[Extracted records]
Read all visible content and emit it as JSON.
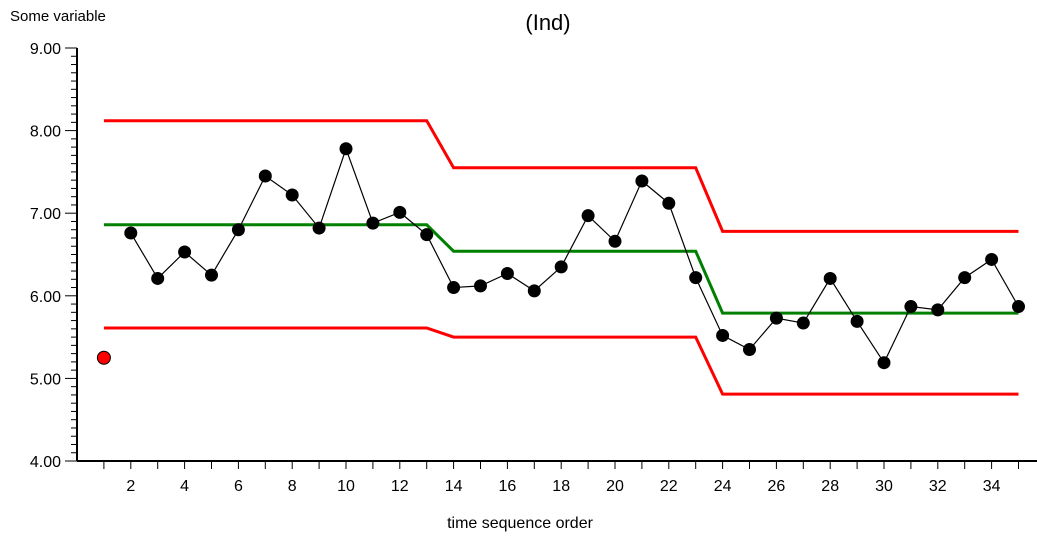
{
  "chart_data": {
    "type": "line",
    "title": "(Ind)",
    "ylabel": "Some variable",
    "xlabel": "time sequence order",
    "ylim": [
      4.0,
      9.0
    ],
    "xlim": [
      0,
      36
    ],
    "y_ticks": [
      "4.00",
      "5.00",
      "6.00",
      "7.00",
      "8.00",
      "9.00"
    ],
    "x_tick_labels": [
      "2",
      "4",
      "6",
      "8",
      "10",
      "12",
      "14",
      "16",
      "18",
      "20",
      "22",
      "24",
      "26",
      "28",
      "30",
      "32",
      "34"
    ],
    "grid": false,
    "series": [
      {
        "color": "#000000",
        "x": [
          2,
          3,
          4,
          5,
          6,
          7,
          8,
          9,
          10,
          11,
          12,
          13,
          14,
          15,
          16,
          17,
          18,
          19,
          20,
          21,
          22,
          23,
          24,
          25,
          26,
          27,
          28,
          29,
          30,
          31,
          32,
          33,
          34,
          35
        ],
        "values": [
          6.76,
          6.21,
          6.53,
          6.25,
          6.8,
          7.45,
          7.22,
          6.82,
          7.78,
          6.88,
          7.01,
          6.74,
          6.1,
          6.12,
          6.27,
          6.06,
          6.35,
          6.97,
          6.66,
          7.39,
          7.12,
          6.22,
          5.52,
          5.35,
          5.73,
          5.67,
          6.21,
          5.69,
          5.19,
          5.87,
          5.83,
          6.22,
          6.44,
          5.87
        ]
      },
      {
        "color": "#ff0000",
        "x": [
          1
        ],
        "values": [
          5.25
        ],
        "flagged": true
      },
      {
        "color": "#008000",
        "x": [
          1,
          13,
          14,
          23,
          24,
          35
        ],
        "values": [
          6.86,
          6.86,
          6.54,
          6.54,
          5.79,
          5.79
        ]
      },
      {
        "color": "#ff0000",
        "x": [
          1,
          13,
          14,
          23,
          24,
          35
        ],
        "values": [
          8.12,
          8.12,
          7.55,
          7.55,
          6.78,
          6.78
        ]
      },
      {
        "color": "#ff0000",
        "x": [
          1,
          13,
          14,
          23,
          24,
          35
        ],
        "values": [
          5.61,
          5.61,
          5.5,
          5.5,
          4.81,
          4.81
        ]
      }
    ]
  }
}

...

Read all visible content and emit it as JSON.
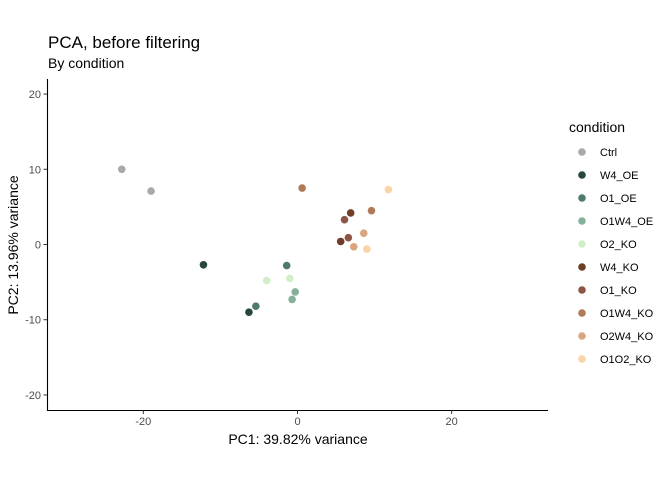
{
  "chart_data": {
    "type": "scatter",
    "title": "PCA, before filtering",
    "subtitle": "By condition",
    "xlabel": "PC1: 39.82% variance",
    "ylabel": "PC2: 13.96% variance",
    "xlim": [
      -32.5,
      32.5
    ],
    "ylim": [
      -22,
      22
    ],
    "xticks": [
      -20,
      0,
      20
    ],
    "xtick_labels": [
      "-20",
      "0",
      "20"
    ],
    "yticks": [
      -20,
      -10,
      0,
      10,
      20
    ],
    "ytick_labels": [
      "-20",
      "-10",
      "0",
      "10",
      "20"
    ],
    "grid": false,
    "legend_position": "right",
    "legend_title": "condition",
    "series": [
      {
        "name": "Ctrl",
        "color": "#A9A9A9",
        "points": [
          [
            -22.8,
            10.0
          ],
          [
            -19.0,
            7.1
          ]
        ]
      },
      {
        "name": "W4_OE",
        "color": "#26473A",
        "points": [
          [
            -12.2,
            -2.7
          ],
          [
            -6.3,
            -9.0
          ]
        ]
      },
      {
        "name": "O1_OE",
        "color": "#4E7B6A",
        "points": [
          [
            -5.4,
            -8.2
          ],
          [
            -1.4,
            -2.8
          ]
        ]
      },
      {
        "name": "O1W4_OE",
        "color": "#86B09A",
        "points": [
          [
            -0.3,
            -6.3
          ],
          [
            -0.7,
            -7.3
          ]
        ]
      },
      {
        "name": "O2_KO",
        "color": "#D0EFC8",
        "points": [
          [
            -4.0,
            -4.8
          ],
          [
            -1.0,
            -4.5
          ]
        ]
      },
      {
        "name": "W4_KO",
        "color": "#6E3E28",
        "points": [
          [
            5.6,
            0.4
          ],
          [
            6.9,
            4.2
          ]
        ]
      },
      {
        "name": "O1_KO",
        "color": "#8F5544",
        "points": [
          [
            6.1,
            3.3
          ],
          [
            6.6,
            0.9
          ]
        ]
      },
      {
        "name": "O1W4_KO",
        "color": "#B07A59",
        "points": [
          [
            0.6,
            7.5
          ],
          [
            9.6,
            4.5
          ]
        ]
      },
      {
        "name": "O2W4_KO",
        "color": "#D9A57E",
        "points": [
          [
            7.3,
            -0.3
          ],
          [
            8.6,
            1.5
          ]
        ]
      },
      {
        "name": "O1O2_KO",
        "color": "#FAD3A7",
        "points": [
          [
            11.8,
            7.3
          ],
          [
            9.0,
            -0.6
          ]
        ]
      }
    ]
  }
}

▸ **Written request**: Select and copy every line of the listing with the word "ylabel".

▸ **Complete output**:
    "ylabel": "Some variable",
    "ylabel": "PC2: 13.96% variance",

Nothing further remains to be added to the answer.